Show all lines from the listing below that contain "Sistem".

▸ Stored records
^^^^
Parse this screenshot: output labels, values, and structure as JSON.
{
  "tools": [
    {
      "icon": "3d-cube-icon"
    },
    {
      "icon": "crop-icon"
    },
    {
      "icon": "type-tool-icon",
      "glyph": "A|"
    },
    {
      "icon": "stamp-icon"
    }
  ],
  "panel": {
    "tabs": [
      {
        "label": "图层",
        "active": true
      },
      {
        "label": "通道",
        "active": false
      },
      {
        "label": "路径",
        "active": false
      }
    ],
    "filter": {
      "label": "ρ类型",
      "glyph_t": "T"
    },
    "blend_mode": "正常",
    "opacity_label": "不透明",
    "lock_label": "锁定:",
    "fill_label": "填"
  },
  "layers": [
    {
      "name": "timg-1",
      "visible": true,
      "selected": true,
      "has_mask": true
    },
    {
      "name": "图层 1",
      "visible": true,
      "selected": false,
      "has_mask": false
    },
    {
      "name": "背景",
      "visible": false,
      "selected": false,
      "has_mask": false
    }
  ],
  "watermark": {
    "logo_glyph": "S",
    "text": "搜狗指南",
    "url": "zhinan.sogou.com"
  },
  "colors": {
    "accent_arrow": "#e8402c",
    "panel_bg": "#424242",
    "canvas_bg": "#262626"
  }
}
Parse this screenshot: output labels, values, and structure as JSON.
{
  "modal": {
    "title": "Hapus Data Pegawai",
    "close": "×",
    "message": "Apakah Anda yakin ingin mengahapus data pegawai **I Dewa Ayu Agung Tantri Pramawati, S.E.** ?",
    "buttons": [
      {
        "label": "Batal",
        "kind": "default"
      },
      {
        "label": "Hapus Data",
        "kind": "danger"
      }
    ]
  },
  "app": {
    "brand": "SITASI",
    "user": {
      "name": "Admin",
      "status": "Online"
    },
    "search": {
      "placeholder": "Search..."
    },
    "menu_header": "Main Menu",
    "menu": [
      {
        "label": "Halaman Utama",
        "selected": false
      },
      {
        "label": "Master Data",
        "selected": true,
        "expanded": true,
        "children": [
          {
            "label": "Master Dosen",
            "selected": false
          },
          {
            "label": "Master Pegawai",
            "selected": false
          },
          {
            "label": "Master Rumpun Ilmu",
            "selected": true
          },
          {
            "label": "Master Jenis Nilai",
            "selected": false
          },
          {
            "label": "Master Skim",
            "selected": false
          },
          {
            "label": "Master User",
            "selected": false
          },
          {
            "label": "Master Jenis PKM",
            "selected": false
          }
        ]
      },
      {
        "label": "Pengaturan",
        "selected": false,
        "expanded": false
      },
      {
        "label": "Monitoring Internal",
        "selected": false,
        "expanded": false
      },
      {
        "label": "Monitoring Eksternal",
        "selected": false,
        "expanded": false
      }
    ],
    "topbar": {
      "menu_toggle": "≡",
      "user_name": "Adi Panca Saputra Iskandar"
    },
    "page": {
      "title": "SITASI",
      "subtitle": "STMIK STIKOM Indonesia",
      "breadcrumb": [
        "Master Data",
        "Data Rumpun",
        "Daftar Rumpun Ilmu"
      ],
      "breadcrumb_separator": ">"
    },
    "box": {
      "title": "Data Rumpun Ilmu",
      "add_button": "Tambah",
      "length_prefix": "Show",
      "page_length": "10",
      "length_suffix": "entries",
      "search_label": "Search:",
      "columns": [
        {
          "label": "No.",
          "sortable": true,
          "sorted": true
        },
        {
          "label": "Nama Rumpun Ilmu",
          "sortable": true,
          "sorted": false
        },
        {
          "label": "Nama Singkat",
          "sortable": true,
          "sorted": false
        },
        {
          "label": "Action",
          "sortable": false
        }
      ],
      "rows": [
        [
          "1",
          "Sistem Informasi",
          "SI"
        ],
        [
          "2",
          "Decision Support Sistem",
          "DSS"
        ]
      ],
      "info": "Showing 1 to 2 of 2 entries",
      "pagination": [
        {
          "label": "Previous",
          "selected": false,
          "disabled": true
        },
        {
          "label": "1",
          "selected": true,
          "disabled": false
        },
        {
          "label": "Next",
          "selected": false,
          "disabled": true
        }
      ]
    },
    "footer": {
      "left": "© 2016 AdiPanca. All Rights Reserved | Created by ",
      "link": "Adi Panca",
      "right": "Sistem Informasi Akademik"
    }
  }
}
^^^^
▸ FULL RESPONSE
          "Sistem Informasi",
          "Decision Support Sistem",
      "right": "Sistem Informasi Akademik"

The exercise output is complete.